* start Supplied material *

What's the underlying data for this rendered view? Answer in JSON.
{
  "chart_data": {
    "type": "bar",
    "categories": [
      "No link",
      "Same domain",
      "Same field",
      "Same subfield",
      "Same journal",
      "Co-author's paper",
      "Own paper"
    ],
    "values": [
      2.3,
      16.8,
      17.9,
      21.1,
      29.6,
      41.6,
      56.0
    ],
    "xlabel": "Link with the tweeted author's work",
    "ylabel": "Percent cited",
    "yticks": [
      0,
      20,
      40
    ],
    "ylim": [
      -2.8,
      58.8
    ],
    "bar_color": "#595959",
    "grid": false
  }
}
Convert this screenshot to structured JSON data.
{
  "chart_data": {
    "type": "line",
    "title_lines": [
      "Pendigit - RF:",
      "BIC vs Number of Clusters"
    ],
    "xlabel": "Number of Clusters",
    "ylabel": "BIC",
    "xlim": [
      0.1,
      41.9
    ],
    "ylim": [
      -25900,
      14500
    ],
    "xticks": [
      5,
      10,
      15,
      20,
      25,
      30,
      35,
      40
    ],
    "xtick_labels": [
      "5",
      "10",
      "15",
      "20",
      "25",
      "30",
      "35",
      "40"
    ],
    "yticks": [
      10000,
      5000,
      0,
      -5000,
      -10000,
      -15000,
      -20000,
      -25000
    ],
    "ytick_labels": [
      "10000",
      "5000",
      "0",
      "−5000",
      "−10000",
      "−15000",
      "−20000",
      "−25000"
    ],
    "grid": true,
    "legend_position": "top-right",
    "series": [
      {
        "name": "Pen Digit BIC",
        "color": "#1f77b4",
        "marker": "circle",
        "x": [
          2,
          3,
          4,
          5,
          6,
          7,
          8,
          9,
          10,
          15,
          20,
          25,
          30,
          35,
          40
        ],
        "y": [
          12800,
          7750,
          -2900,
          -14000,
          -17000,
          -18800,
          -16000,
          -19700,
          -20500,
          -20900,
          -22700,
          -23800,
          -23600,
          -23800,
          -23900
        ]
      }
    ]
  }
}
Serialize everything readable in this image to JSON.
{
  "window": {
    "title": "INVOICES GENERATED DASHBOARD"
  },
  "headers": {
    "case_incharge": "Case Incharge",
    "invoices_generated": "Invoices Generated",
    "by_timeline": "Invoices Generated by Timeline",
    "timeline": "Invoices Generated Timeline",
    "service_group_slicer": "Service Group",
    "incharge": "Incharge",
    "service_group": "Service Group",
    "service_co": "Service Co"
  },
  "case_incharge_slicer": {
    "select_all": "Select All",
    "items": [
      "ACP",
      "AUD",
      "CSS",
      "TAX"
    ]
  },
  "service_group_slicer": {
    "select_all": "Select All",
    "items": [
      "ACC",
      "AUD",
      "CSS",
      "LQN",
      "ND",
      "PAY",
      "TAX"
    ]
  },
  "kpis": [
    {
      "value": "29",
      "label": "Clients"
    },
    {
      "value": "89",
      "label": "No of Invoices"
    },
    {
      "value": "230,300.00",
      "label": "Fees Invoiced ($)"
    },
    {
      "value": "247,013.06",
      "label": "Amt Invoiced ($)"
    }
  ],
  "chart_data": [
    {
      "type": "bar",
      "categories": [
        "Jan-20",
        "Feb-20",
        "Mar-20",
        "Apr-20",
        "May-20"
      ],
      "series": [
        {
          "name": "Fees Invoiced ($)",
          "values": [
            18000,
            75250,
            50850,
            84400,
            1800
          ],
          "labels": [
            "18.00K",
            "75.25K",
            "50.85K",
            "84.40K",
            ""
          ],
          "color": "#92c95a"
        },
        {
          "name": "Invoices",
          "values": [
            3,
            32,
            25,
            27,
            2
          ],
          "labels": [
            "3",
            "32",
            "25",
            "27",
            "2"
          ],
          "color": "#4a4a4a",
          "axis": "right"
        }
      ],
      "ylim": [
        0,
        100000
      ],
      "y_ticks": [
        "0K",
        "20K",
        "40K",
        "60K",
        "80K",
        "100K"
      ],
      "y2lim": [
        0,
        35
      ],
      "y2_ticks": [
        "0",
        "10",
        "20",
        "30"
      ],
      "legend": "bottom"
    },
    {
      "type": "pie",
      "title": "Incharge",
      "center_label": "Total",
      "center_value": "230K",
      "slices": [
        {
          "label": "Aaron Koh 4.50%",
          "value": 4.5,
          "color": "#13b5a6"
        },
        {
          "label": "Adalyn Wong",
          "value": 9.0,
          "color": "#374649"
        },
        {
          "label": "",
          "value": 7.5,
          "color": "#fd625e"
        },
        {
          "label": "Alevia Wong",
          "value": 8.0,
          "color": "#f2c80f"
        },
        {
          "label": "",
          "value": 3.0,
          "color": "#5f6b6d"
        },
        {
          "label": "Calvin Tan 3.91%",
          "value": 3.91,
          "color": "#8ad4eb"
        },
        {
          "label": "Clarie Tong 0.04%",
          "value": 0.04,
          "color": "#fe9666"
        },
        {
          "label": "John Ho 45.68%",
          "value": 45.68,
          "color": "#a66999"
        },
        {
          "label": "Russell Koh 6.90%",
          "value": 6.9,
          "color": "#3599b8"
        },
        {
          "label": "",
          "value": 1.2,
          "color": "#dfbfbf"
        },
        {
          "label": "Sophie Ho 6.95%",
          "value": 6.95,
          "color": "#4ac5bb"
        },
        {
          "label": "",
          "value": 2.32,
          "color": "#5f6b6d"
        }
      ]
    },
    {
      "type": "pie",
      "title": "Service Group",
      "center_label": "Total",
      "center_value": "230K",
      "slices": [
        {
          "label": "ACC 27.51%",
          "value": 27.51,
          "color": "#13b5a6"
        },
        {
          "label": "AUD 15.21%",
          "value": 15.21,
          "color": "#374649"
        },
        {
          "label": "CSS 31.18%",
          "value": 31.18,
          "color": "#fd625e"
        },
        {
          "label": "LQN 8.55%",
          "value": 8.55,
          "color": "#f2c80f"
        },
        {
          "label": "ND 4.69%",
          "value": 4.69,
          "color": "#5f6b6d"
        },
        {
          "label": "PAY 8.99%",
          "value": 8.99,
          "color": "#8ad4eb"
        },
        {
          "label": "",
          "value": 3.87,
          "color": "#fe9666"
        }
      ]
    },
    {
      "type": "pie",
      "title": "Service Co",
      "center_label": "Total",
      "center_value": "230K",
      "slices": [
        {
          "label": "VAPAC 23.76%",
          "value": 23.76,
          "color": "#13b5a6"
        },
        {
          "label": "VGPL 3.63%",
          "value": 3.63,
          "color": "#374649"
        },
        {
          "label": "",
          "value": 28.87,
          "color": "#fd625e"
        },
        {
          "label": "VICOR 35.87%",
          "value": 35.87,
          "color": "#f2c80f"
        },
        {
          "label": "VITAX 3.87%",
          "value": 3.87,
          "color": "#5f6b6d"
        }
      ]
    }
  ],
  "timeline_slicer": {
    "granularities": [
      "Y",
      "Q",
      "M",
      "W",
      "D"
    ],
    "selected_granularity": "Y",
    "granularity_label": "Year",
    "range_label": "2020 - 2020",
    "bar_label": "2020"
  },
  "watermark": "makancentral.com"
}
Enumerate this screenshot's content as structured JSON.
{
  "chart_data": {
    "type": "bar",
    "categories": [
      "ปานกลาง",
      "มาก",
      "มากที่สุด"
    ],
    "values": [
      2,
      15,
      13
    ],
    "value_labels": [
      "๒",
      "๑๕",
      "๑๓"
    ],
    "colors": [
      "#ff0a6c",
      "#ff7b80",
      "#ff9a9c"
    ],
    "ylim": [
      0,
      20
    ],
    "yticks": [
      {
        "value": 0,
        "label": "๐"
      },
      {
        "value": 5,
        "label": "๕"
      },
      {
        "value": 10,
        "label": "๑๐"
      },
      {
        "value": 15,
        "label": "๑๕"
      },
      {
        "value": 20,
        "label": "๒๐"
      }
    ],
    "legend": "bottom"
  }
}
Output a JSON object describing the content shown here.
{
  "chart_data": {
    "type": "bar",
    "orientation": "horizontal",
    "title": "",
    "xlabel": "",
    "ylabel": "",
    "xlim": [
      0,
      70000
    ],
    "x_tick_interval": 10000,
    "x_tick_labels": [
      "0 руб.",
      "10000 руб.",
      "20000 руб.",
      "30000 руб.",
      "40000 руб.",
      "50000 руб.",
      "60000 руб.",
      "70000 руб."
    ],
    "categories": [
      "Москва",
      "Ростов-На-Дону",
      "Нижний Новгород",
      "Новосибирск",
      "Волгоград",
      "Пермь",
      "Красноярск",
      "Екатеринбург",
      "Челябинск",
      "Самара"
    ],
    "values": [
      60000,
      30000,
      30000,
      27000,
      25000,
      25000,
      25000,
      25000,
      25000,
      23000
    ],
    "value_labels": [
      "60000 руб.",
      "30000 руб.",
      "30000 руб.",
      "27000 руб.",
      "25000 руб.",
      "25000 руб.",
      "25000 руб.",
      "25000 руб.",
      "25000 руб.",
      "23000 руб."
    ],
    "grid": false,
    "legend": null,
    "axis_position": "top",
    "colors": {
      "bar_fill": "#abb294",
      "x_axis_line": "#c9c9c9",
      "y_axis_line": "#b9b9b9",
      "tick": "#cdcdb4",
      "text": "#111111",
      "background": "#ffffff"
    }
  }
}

* end Supplied material *

◆ Written task
Copy out every line holding the string "name".

◆ Correct answer
        "name": "Pen Digit BIC",
          "name": "Fees Invoiced ($)",
          "name": "Invoices",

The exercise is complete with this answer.